▶ Exercise objective: Every line that includes the word "zijn" is to be listed.

— start The records —

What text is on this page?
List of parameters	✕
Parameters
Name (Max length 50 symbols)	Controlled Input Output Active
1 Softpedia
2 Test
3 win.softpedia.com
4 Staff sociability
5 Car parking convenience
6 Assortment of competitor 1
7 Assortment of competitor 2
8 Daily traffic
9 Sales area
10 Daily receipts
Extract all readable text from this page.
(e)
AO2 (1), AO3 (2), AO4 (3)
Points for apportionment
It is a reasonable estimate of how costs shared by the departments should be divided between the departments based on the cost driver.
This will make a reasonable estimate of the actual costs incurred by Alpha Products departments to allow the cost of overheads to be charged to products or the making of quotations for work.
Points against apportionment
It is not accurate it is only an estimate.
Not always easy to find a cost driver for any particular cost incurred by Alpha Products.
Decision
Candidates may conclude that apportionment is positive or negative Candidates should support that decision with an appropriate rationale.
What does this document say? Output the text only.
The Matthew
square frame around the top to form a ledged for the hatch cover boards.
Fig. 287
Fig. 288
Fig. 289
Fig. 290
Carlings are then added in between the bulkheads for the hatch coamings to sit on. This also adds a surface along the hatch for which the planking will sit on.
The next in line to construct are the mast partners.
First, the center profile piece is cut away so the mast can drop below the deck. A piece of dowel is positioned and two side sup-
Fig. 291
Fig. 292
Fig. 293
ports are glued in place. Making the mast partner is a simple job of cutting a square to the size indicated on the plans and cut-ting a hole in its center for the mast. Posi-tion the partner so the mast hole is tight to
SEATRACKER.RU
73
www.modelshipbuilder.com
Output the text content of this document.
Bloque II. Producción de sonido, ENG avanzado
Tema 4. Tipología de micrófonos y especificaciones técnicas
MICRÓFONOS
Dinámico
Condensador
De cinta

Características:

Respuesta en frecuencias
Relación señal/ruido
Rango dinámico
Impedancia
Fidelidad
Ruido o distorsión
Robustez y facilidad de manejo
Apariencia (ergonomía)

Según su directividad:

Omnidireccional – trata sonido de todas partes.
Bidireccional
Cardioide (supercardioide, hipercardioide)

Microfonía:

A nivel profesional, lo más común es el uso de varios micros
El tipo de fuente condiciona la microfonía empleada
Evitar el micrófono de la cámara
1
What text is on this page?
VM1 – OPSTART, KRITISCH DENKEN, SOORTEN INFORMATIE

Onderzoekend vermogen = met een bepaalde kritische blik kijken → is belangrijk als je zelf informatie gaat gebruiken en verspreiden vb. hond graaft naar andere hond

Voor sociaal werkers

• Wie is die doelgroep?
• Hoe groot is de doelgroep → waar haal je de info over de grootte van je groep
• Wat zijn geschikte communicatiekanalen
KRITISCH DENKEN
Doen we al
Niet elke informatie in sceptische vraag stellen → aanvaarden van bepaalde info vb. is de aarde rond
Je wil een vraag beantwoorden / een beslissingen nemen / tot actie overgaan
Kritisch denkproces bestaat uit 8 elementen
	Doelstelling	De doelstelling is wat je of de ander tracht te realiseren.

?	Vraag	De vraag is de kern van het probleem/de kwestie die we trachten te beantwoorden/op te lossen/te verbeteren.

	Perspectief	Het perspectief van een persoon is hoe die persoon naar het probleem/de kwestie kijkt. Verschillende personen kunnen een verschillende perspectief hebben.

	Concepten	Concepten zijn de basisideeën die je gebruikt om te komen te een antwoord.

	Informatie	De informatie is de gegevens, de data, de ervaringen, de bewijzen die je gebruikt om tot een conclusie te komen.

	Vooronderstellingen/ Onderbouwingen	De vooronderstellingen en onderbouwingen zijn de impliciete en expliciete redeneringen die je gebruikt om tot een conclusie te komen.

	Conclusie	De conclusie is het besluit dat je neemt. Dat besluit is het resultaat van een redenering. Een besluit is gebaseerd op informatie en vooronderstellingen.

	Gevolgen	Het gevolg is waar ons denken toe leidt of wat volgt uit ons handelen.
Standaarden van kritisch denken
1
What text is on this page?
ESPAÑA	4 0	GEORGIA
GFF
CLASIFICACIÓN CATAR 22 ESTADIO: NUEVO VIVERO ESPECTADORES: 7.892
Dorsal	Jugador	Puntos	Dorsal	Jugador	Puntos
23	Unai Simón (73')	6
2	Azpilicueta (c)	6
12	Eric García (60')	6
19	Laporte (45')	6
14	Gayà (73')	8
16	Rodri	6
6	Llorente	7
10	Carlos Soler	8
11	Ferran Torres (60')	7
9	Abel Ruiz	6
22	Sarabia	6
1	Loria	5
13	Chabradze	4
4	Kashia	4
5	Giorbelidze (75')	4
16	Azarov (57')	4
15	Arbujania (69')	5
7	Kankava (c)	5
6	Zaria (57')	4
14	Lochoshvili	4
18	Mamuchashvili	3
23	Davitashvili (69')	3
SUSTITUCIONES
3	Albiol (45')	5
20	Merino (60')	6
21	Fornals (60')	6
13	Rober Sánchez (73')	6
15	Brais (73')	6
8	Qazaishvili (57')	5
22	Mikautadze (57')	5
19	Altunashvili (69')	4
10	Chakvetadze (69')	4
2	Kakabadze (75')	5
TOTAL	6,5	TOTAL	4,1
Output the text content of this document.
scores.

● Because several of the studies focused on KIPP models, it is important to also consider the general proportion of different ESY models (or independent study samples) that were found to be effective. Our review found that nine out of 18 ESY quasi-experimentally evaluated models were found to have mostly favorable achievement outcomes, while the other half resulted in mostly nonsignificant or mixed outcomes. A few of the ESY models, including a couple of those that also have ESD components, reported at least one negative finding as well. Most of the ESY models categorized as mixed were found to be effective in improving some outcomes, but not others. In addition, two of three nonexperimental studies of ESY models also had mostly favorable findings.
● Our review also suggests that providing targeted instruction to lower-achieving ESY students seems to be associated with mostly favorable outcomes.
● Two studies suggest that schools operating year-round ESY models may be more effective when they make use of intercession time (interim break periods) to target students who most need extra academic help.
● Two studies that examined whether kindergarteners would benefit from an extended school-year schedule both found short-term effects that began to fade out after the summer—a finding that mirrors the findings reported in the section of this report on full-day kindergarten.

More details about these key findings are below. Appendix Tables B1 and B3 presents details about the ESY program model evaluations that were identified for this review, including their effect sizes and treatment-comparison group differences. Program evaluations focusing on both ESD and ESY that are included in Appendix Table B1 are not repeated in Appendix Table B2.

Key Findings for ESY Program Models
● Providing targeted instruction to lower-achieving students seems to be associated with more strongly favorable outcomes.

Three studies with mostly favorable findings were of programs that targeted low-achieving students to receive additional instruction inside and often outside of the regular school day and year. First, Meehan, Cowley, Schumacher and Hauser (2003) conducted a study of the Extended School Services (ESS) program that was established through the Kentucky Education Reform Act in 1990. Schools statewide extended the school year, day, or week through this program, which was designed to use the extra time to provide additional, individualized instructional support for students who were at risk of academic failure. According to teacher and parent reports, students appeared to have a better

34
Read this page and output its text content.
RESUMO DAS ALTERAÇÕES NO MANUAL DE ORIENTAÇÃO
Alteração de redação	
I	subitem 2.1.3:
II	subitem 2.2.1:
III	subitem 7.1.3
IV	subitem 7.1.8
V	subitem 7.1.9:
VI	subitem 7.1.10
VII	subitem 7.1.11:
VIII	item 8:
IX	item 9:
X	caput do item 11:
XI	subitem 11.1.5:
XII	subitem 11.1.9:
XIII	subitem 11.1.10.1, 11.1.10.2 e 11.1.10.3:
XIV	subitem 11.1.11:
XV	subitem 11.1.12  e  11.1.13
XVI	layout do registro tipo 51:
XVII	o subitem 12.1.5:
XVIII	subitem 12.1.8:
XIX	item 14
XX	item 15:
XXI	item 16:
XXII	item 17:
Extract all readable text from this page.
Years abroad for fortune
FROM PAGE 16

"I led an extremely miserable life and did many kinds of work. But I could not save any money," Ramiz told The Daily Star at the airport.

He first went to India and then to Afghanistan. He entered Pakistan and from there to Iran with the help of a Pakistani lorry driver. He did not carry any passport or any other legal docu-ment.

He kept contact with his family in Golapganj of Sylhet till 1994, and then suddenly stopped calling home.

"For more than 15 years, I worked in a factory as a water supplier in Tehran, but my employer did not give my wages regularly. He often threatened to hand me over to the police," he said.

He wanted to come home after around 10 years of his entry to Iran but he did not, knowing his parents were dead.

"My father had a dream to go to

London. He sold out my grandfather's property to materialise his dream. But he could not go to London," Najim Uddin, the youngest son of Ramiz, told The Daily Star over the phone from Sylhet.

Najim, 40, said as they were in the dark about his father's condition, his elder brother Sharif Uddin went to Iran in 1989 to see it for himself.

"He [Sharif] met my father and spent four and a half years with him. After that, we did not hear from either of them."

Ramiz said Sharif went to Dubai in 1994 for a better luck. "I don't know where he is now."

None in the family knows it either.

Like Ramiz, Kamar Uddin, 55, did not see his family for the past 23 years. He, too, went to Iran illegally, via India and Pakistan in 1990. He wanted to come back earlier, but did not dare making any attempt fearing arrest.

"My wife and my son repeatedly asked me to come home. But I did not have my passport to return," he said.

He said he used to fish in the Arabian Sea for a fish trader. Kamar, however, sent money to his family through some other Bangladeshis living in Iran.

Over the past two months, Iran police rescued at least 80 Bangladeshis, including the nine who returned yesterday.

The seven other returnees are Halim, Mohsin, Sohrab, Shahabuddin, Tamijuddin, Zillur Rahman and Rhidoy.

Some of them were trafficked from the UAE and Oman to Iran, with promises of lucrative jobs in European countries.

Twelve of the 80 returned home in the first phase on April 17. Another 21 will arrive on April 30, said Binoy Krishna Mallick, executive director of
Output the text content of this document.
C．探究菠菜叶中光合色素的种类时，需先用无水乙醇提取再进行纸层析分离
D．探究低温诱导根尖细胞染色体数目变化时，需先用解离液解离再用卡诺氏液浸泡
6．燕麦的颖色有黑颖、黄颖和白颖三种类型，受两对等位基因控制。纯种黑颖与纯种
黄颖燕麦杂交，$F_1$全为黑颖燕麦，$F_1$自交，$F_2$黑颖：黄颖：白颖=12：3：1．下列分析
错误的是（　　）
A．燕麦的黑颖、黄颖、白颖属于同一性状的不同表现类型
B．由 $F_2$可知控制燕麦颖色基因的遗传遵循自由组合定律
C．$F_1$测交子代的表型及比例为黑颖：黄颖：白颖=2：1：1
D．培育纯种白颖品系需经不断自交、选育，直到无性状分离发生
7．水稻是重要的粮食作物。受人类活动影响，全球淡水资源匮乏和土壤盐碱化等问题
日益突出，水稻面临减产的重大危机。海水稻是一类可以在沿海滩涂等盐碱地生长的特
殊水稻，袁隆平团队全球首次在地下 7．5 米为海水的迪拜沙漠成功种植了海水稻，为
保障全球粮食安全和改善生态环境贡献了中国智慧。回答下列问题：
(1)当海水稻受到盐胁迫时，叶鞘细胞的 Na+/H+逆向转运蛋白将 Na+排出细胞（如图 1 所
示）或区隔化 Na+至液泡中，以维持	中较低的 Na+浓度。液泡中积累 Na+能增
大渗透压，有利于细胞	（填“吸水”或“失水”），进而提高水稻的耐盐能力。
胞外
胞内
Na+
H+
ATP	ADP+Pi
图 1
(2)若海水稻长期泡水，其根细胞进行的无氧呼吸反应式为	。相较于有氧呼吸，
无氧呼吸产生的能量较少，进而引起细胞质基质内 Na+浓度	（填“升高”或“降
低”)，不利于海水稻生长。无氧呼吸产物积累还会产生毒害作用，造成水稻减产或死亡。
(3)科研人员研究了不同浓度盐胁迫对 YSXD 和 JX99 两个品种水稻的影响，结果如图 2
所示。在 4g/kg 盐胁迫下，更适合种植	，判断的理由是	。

— end The records —

▶ Task output:
• Wat zijn geschikte communicatiekanalen
	Concepten	Concepten zijn de basisideeën die je gebruikt om te komen te een antwoord.
	Vooronderstellingen/ Onderbouwingen	De vooronderstellingen en onderbouwingen zijn de impliciete en expliciete redeneringen die je gebruikt om tot een conclusie te komen.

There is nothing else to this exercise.